- [Problem]
Determine how many lines in these records hold "that". Only the number is wanted.

- [Dataset entries]
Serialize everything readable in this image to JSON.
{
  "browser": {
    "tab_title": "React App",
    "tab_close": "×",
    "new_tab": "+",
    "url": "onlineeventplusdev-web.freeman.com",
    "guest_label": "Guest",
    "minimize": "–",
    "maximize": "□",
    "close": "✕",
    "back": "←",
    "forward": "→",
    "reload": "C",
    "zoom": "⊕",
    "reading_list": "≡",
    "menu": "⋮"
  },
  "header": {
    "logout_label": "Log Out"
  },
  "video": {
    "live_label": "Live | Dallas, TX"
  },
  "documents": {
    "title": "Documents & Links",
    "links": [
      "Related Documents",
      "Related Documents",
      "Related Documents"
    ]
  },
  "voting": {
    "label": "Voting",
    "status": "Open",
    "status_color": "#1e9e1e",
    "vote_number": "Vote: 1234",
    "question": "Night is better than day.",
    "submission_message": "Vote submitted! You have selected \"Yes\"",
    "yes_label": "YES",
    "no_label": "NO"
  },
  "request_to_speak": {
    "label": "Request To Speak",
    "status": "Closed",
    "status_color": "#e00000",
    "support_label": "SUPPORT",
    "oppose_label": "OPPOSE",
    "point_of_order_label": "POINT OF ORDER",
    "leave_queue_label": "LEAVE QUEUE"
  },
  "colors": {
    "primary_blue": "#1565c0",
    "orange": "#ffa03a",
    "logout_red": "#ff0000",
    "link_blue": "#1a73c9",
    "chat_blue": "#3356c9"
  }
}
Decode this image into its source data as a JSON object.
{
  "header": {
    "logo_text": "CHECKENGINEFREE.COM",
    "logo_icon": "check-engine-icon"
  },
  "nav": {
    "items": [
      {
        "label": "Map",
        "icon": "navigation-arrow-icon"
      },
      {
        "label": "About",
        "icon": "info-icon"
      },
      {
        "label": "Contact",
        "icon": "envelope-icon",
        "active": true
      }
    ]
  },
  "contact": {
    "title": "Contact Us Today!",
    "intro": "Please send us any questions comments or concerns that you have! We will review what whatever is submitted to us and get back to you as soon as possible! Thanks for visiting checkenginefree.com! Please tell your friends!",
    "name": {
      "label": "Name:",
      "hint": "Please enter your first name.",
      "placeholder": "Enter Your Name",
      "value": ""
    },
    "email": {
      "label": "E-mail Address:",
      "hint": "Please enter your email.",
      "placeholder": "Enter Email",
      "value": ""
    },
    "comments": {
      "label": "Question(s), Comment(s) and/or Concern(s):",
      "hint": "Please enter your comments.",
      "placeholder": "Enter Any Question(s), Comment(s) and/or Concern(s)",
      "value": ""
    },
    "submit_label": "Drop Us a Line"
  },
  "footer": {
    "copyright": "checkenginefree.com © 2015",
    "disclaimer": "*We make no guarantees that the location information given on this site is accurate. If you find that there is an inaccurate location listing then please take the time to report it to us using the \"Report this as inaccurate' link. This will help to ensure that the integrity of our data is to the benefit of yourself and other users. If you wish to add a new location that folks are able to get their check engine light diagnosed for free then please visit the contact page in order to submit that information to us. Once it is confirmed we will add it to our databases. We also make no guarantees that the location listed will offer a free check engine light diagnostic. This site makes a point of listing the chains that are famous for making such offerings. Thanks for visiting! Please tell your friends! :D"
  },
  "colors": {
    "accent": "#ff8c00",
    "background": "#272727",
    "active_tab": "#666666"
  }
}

- [Task response]
2